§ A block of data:

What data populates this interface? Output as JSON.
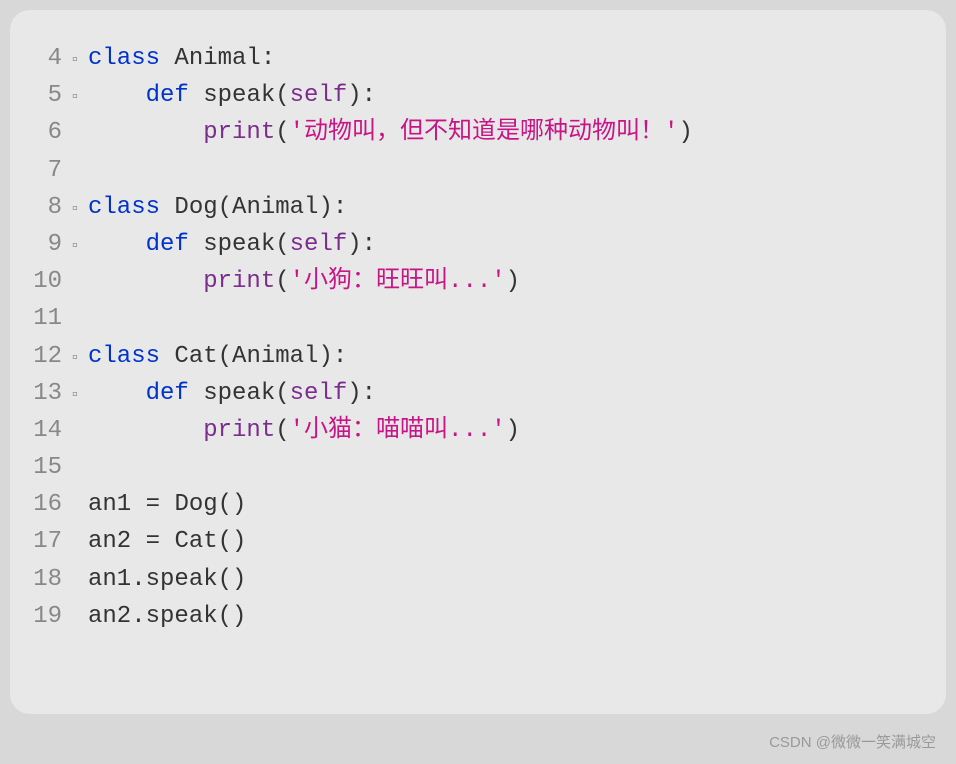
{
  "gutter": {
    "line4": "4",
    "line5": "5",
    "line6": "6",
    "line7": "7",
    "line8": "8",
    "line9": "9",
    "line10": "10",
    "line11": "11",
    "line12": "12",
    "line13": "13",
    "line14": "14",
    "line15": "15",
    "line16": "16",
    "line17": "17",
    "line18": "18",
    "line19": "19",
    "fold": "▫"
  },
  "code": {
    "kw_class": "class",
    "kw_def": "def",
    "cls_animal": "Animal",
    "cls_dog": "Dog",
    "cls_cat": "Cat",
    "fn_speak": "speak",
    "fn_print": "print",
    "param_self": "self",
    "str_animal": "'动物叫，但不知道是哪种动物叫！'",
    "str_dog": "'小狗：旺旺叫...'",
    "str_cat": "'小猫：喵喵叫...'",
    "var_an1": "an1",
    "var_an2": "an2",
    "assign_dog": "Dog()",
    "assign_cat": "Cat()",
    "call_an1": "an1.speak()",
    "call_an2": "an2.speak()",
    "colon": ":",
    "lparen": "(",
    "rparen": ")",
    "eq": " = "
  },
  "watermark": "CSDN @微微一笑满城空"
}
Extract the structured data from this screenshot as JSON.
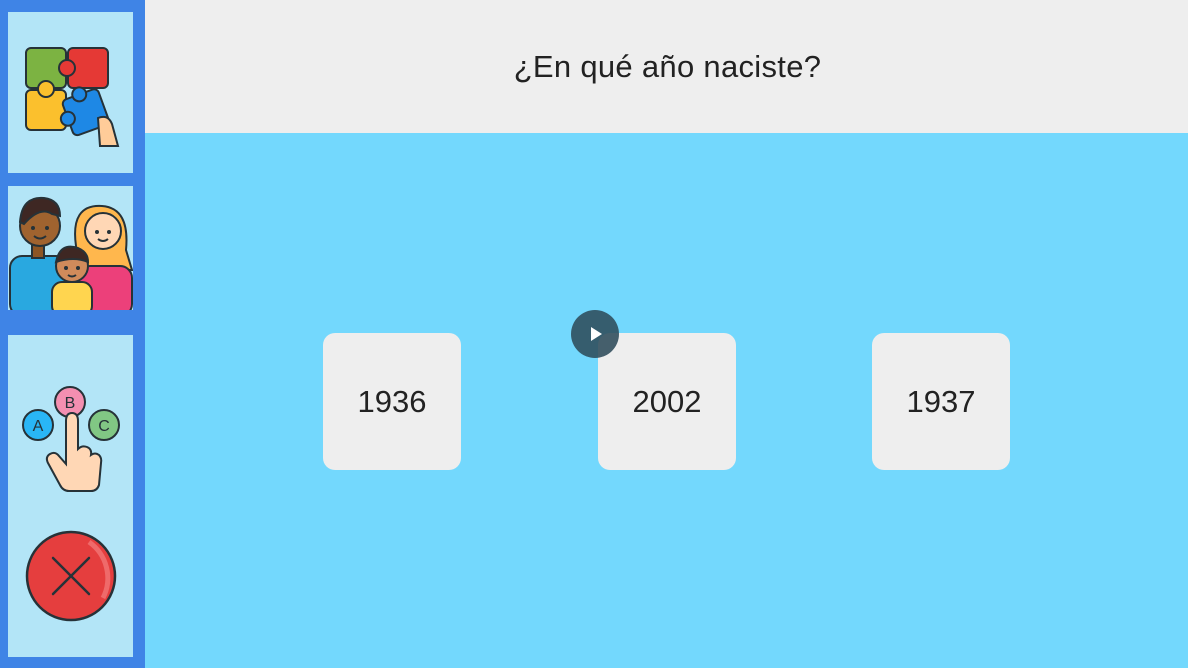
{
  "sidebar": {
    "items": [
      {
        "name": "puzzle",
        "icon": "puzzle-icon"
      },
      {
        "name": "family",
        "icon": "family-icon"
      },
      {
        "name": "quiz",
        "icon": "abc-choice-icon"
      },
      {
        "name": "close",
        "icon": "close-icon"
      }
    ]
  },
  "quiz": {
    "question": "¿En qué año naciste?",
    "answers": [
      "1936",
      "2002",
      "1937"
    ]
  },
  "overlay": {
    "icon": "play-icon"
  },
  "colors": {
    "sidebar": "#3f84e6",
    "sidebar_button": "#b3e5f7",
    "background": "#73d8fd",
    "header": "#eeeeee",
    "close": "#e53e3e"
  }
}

§ What is required: Your task is to copy the entries in full and exactly, without any images.

§ Answer in full:
What data populates this interface? Output as JSON.
{
  "gutter": {
    "line4": "4",
    "line5": "5",
    "line6": "6",
    "line7": "7",
    "line8": "8",
    "line9": "9",
    "line10": "10",
    "line11": "11",
    "line12": "12",
    "line13": "13",
    "line14": "14",
    "line15": "15",
    "line16": "16",
    "line17": "17",
    "line18": "18",
    "line19": "19",
    "fold": "▫"
  },
  "code": {
    "kw_class": "class",
    "kw_def": "def",
    "cls_animal": "Animal",
    "cls_dog": "Dog",
    "cls_cat": "Cat",
    "fn_speak": "speak",
    "fn_print": "print",
    "param_self": "self",
    "str_animal": "'动物叫，但不知道是哪种动物叫！'",
    "str_dog": "'小狗：旺旺叫...'",
    "str_cat": "'小猫：喵喵叫...'",
    "var_an1": "an1",
    "var_an2": "an2",
    "assign_dog": "Dog()",
    "assign_cat": "Cat()",
    "call_an1": "an1.speak()",
    "call_an2": "an2.speak()",
    "colon": ":",
    "lparen": "(",
    "rparen": ")",
    "eq": " = "
  },
  "watermark": "CSDN @微微一笑满城空"
}
Extract the structured data from this screenshot as JSON.
{
  "sidebar": {
    "items": [
      {
        "name": "puzzle",
        "icon": "puzzle-icon"
      },
      {
        "name": "family",
        "icon": "family-icon"
      },
      {
        "name": "quiz",
        "icon": "abc-choice-icon"
      },
      {
        "name": "close",
        "icon": "close-icon"
      }
    ]
  },
  "quiz": {
    "question": "¿En qué año naciste?",
    "answers": [
      "1936",
      "2002",
      "1937"
    ]
  },
  "overlay": {
    "icon": "play-icon"
  },
  "colors": {
    "sidebar": "#3f84e6",
    "sidebar_button": "#b3e5f7",
    "background": "#73d8fd",
    "header": "#eeeeee",
    "close": "#e53e3e"
  }
}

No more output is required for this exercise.